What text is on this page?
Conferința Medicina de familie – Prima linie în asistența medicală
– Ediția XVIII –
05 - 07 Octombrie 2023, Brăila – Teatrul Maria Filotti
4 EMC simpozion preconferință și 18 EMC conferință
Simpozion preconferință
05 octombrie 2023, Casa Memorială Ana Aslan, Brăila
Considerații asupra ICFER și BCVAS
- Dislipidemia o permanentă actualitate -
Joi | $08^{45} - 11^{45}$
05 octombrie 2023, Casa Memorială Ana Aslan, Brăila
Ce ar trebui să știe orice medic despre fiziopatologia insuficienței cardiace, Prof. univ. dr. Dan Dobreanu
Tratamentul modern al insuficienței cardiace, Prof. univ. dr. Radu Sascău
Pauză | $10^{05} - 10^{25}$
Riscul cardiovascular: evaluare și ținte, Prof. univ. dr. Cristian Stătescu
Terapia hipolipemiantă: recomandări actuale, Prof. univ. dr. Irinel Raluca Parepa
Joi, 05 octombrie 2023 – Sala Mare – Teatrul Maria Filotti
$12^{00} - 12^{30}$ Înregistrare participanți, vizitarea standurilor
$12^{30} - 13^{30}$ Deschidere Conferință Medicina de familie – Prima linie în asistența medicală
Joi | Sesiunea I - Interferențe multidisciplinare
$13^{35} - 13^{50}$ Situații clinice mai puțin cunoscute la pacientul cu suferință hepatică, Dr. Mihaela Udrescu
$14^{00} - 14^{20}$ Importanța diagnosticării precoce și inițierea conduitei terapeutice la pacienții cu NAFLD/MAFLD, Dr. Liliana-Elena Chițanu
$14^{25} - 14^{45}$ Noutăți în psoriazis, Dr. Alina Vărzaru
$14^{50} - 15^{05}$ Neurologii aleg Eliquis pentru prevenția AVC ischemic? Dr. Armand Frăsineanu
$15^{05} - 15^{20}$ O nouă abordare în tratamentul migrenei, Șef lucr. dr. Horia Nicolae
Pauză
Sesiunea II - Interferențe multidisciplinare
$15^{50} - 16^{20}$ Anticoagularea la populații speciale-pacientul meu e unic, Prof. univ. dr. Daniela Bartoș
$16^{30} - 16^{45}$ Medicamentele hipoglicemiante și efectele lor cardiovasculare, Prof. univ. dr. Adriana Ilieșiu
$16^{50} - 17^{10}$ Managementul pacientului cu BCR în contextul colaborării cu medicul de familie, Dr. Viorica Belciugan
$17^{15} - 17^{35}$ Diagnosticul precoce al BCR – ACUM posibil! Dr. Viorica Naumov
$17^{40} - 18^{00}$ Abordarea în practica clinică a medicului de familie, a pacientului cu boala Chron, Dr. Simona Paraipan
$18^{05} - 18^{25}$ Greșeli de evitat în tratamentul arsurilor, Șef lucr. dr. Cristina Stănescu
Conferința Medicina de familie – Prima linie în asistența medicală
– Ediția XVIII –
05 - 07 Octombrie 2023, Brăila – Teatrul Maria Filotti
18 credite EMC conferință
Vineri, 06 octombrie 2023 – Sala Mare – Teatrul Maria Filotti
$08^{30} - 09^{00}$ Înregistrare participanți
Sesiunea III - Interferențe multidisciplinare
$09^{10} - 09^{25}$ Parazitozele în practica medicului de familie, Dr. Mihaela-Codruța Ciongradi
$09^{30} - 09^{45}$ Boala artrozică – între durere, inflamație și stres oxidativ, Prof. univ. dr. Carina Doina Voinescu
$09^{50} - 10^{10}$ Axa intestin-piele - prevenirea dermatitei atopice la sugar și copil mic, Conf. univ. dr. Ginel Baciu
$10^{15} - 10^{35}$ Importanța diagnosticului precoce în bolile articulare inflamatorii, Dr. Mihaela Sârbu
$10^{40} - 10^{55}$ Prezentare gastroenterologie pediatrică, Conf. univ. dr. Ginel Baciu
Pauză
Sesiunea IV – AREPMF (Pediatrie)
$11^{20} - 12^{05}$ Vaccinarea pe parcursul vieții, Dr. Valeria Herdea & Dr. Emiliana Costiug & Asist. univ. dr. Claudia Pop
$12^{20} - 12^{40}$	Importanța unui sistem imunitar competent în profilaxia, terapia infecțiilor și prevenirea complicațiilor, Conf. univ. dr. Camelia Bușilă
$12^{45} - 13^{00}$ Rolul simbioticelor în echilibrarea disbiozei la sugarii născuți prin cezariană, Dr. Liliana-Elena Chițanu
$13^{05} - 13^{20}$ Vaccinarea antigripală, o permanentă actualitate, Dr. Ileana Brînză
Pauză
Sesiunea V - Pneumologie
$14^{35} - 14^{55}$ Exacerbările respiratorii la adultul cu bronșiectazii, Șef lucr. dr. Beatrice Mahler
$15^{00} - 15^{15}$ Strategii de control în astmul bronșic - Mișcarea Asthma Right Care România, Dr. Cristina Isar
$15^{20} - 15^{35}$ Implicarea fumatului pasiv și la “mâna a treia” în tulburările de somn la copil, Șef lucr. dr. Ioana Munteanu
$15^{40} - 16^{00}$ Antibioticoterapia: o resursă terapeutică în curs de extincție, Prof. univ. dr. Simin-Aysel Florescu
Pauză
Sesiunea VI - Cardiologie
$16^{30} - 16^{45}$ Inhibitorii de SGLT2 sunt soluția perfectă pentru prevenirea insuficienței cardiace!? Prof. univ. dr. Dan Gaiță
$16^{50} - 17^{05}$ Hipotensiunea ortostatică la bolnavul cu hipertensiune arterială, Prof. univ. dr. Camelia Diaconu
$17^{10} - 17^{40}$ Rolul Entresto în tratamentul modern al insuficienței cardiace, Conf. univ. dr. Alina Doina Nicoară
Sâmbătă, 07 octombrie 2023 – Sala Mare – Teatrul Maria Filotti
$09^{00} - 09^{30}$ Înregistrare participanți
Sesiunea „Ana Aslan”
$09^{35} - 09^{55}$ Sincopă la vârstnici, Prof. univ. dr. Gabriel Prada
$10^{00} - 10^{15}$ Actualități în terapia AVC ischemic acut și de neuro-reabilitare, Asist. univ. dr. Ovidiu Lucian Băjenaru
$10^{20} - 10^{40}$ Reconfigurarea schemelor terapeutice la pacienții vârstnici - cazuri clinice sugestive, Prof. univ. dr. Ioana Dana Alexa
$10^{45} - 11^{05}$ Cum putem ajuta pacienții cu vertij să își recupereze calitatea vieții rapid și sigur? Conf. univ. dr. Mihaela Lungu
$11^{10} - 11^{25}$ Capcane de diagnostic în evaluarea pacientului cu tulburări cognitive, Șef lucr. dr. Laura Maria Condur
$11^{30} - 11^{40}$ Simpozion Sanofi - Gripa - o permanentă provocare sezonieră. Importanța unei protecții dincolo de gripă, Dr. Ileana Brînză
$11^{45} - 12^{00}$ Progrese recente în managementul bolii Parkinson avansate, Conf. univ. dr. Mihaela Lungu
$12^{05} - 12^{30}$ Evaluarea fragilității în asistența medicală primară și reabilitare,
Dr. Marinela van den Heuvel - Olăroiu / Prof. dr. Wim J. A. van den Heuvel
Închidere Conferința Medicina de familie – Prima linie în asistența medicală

──────

**REQUEST**
Write out every line of the records exactly.

**CORRECT RESULT**
What text is on this page?
Conferința Medicina de familie – Prima linie în asistența medicală
– Ediția XVIII –
05 - 07 Octombrie 2023, Brăila – Teatrul Maria Filotti
4 EMC simpozion preconferință și 18 EMC conferință
Simpozion preconferință
05 octombrie 2023, Casa Memorială Ana Aslan, Brăila
Considerații asupra ICFER și BCVAS
- Dislipidemia o permanentă actualitate -
Joi | $08^{45} - 11^{45}$
05 octombrie 2023, Casa Memorială Ana Aslan, Brăila
Ce ar trebui să știe orice medic despre fiziopatologia insuficienței cardiace, Prof. univ. dr. Dan Dobreanu
Tratamentul modern al insuficienței cardiace, Prof. univ. dr. Radu Sascău
Pauză | $10^{05} - 10^{25}$
Riscul cardiovascular: evaluare și ținte, Prof. univ. dr. Cristian Stătescu
Terapia hipolipemiantă: recomandări actuale, Prof. univ. dr. Irinel Raluca Parepa
Joi, 05 octombrie 2023 – Sala Mare – Teatrul Maria Filotti
$12^{00} - 12^{30}$ Înregistrare participanți, vizitarea standurilor
$12^{30} - 13^{30}$ Deschidere Conferință Medicina de familie – Prima linie în asistența medicală
Joi | Sesiunea I - Interferențe multidisciplinare
$13^{35} - 13^{50}$ Situații clinice mai puțin cunoscute la pacientul cu suferință hepatică, Dr. Mihaela Udrescu
$14^{00} - 14^{20}$ Importanța diagnosticării precoce și inițierea conduitei terapeutice la pacienții cu NAFLD/MAFLD, Dr. Liliana-Elena Chițanu
$14^{25} - 14^{45}$ Noutăți în psoriazis, Dr. Alina Vărzaru
$14^{50} - 15^{05}$ Neurologii aleg Eliquis pentru prevenția AVC ischemic? Dr. Armand Frăsineanu
$15^{05} - 15^{20}$ O nouă abordare în tratamentul migrenei, Șef lucr. dr. Horia Nicolae
Pauză
Sesiunea II - Interferențe multidisciplinare
$15^{50} - 16^{20}$ Anticoagularea la populații speciale-pacientul meu e unic, Prof. univ. dr. Daniela Bartoș
$16^{30} - 16^{45}$ Medicamentele hipoglicemiante și efectele lor cardiovasculare, Prof. univ. dr. Adriana Ilieșiu
$16^{50} - 17^{10}$ Managementul pacientului cu BCR în contextul colaborării cu medicul de familie, Dr. Viorica Belciugan
$17^{15} - 17^{35}$ Diagnosticul precoce al BCR – ACUM posibil! Dr. Viorica Naumov
$17^{40} - 18^{00}$ Abordarea în practica clinică a medicului de familie, a pacientului cu boala Chron, Dr. Simona Paraipan
$18^{05} - 18^{25}$ Greșeli de evitat în tratamentul arsurilor, Șef lucr. dr. Cristina Stănescu
Conferința Medicina de familie – Prima linie în asistența medicală
– Ediția XVIII –
05 - 07 Octombrie 2023, Brăila – Teatrul Maria Filotti
18 credite EMC conferință
Vineri, 06 octombrie 2023 – Sala Mare – Teatrul Maria Filotti
$08^{30} - 09^{00}$ Înregistrare participanți
Sesiunea III - Interferențe multidisciplinare
$09^{10} - 09^{25}$ Parazitozele în practica medicului de familie, Dr. Mihaela-Codruța Ciongradi
$09^{30} - 09^{45}$ Boala artrozică – între durere, inflamație și stres oxidativ, Prof. univ. dr. Carina Doina Voinescu
$09^{50} - 10^{10}$ Axa intestin-piele - prevenirea dermatitei atopice la sugar și copil mic, Conf. univ. dr. Ginel Baciu
$10^{15} - 10^{35}$ Importanța diagnosticului precoce în bolile articulare inflamatorii, Dr. Mihaela Sârbu
$10^{40} - 10^{55}$ Prezentare gastroenterologie pediatrică, Conf. univ. dr. Ginel Baciu
Pauză
Sesiunea IV – AREPMF (Pediatrie)
$11^{20} - 12^{05}$ Vaccinarea pe parcursul vieții, Dr. Valeria Herdea & Dr. Emiliana Costiug & Asist. univ. dr. Claudia Pop
$12^{20} - 12^{40}$	Importanța unui sistem imunitar competent în profilaxia, terapia infecțiilor și prevenirea complicațiilor, Conf. univ. dr. Camelia Bușilă
$12^{45} - 13^{00}$ Rolul simbioticelor în echilibrarea disbiozei la sugarii născuți prin cezariană, Dr. Liliana-Elena Chițanu
$13^{05} - 13^{20}$ Vaccinarea antigripală, o permanentă actualitate, Dr. Ileana Brînză
Pauză
Sesiunea V - Pneumologie
$14^{35} - 14^{55}$ Exacerbările respiratorii la adultul cu bronșiectazii, Șef lucr. dr. Beatrice Mahler
$15^{00} - 15^{15}$ Strategii de control în astmul bronșic - Mișcarea Asthma Right Care România, Dr. Cristina Isar
$15^{20} - 15^{35}$ Implicarea fumatului pasiv și la “mâna a treia” în tulburările de somn la copil, Șef lucr. dr. Ioana Munteanu
$15^{40} - 16^{00}$ Antibioticoterapia: o resursă terapeutică în curs de extincție, Prof. univ. dr. Simin-Aysel Florescu
Pauză
Sesiunea VI - Cardiologie
$16^{30} - 16^{45}$ Inhibitorii de SGLT2 sunt soluția perfectă pentru prevenirea insuficienței cardiace!? Prof. univ. dr. Dan Gaiță
$16^{50} - 17^{05}$ Hipotensiunea ortostatică la bolnavul cu hipertensiune arterială, Prof. univ. dr. Camelia Diaconu
$17^{10} - 17^{40}$ Rolul Entresto în tratamentul modern al insuficienței cardiace, Conf. univ. dr. Alina Doina Nicoară
Sâmbătă, 07 octombrie 2023 – Sala Mare – Teatrul Maria Filotti
$09^{00} - 09^{30}$ Înregistrare participanți
Sesiunea „Ana Aslan”
$09^{35} - 09^{55}$ Sincopă la vârstnici, Prof. univ. dr. Gabriel Prada
$10^{00} - 10^{15}$ Actualități în terapia AVC ischemic acut și de neuro-reabilitare, Asist. univ. dr. Ovidiu Lucian Băjenaru
$10^{20} - 10^{40}$ Reconfigurarea schemelor terapeutice la pacienții vârstnici - cazuri clinice sugestive, Prof. univ. dr. Ioana Dana Alexa
$10^{45} - 11^{05}$ Cum putem ajuta pacienții cu vertij să își recupereze calitatea vieții rapid și sigur? Conf. univ. dr. Mihaela Lungu
$11^{10} - 11^{25}$ Capcane de diagnostic în evaluarea pacientului cu tulburări cognitive, Șef lucr. dr. Laura Maria Condur
$11^{30} - 11^{40}$ Simpozion Sanofi - Gripa - o permanentă provocare sezonieră. Importanța unei protecții dincolo de gripă, Dr. Ileana Brînză
$11^{45} - 12^{00}$ Progrese recente în managementul bolii Parkinson avansate, Conf. univ. dr. Mihaela Lungu
$12^{05} - 12^{30}$ Evaluarea fragilității în asistența medicală primară și reabilitare,
Dr. Marinela van den Heuvel - Olăroiu / Prof. dr. Wim J. A. van den Heuvel
Închidere Conferința Medicina de familie – Prima linie în asistența medicală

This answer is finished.